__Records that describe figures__
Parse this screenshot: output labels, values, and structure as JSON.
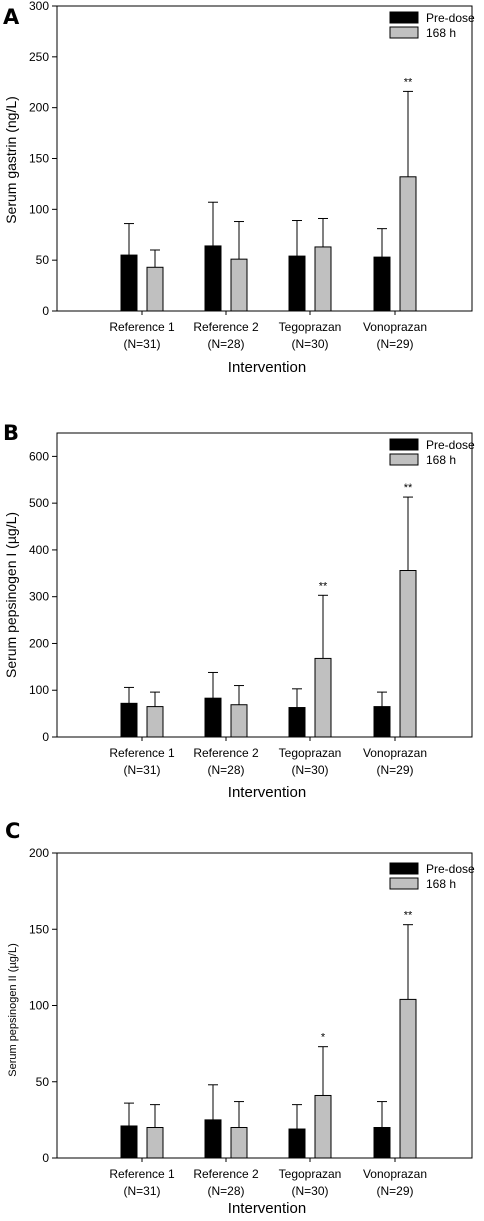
{
  "colors": {
    "pre_dose": "#000000",
    "h168": "#c0c0c0"
  },
  "chart_data": [
    {
      "panel_label": "A",
      "type": "bar",
      "ylabel": "Serum gastrin (ng/L)",
      "xlabel": "Intervention",
      "ylim": [
        0,
        300
      ],
      "yticks": [
        0,
        50,
        100,
        150,
        200,
        250,
        300
      ],
      "categories": [
        "Reference 1",
        "Reference 2",
        "Tegoprazan",
        "Vonoprazan"
      ],
      "category_n": [
        "(N=31)",
        "(N=28)",
        "(N=30)",
        "(N=29)"
      ],
      "series": [
        {
          "name": "Pre-dose",
          "values": [
            55,
            64,
            54,
            53
          ],
          "error": [
            31,
            43,
            35,
            28
          ]
        },
        {
          "name": "168 h",
          "values": [
            43,
            51,
            63,
            132
          ],
          "error": [
            17,
            37,
            28,
            84
          ]
        }
      ],
      "annotations": [
        {
          "category": 3,
          "series": 1,
          "text": "**"
        }
      ],
      "legend": "top-right"
    },
    {
      "panel_label": "B",
      "type": "bar",
      "ylabel": "Serum pepsinogen I  (µg/L)",
      "xlabel": "Intervention",
      "ylim": [
        0,
        650
      ],
      "yticks": [
        0,
        100,
        200,
        300,
        400,
        500,
        600
      ],
      "categories": [
        "Reference 1",
        "Reference 2",
        "Tegoprazan",
        "Vonoprazan"
      ],
      "category_n": [
        "(N=31)",
        "(N=28)",
        "(N=30)",
        "(N=29)"
      ],
      "series": [
        {
          "name": "Pre-dose",
          "values": [
            72,
            83,
            63,
            65
          ],
          "error": [
            34,
            55,
            40,
            31
          ]
        },
        {
          "name": "168 h",
          "values": [
            65,
            69,
            168,
            356
          ],
          "error": [
            31,
            41,
            135,
            157
          ]
        }
      ],
      "annotations": [
        {
          "category": 2,
          "series": 1,
          "text": "**"
        },
        {
          "category": 3,
          "series": 1,
          "text": "**"
        }
      ],
      "legend": "top-right"
    },
    {
      "panel_label": "C",
      "type": "bar",
      "ylabel": "Serum pepsinogen II (µg/L)",
      "xlabel": "Intervention",
      "ylim": [
        0,
        200
      ],
      "yticks": [
        0,
        50,
        100,
        150,
        200
      ],
      "categories": [
        "Reference 1",
        "Reference 2",
        "Tegoprazan",
        "Vonoprazan"
      ],
      "category_n": [
        "(N=31)",
        "(N=28)",
        "(N=30)",
        "(N=29)"
      ],
      "series": [
        {
          "name": "Pre-dose",
          "values": [
            21,
            25,
            19,
            20
          ],
          "error": [
            15,
            23,
            16,
            17
          ]
        },
        {
          "name": "168 h",
          "values": [
            20,
            20,
            41,
            104
          ],
          "error": [
            15,
            17,
            32,
            49
          ]
        }
      ],
      "annotations": [
        {
          "category": 2,
          "series": 1,
          "text": "*"
        },
        {
          "category": 3,
          "series": 1,
          "text": "**"
        }
      ],
      "legend": "top-right"
    }
  ]
}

__Prompt__
Go through the entries above and output them exactly, without pictures.

__Solved exercise__
Parse this screenshot: output labels, values, and structure as JSON.
{
  "colors": {
    "pre_dose": "#000000",
    "h168": "#c0c0c0"
  },
  "chart_data": [
    {
      "panel_label": "A",
      "type": "bar",
      "ylabel": "Serum gastrin (ng/L)",
      "xlabel": "Intervention",
      "ylim": [
        0,
        300
      ],
      "yticks": [
        0,
        50,
        100,
        150,
        200,
        250,
        300
      ],
      "categories": [
        "Reference 1",
        "Reference 2",
        "Tegoprazan",
        "Vonoprazan"
      ],
      "category_n": [
        "(N=31)",
        "(N=28)",
        "(N=30)",
        "(N=29)"
      ],
      "series": [
        {
          "name": "Pre-dose",
          "values": [
            55,
            64,
            54,
            53
          ],
          "error": [
            31,
            43,
            35,
            28
          ]
        },
        {
          "name": "168 h",
          "values": [
            43,
            51,
            63,
            132
          ],
          "error": [
            17,
            37,
            28,
            84
          ]
        }
      ],
      "annotations": [
        {
          "category": 3,
          "series": 1,
          "text": "**"
        }
      ],
      "legend": "top-right"
    },
    {
      "panel_label": "B",
      "type": "bar",
      "ylabel": "Serum pepsinogen I  (µg/L)",
      "xlabel": "Intervention",
      "ylim": [
        0,
        650
      ],
      "yticks": [
        0,
        100,
        200,
        300,
        400,
        500,
        600
      ],
      "categories": [
        "Reference 1",
        "Reference 2",
        "Tegoprazan",
        "Vonoprazan"
      ],
      "category_n": [
        "(N=31)",
        "(N=28)",
        "(N=30)",
        "(N=29)"
      ],
      "series": [
        {
          "name": "Pre-dose",
          "values": [
            72,
            83,
            63,
            65
          ],
          "error": [
            34,
            55,
            40,
            31
          ]
        },
        {
          "name": "168 h",
          "values": [
            65,
            69,
            168,
            356
          ],
          "error": [
            31,
            41,
            135,
            157
          ]
        }
      ],
      "annotations": [
        {
          "category": 2,
          "series": 1,
          "text": "**"
        },
        {
          "category": 3,
          "series": 1,
          "text": "**"
        }
      ],
      "legend": "top-right"
    },
    {
      "panel_label": "C",
      "type": "bar",
      "ylabel": "Serum pepsinogen II (µg/L)",
      "xlabel": "Intervention",
      "ylim": [
        0,
        200
      ],
      "yticks": [
        0,
        50,
        100,
        150,
        200
      ],
      "categories": [
        "Reference 1",
        "Reference 2",
        "Tegoprazan",
        "Vonoprazan"
      ],
      "category_n": [
        "(N=31)",
        "(N=28)",
        "(N=30)",
        "(N=29)"
      ],
      "series": [
        {
          "name": "Pre-dose",
          "values": [
            21,
            25,
            19,
            20
          ],
          "error": [
            15,
            23,
            16,
            17
          ]
        },
        {
          "name": "168 h",
          "values": [
            20,
            20,
            41,
            104
          ],
          "error": [
            15,
            17,
            32,
            49
          ]
        }
      ],
      "annotations": [
        {
          "category": 2,
          "series": 1,
          "text": "*"
        },
        {
          "category": 3,
          "series": 1,
          "text": "**"
        }
      ],
      "legend": "top-right"
    }
  ]
}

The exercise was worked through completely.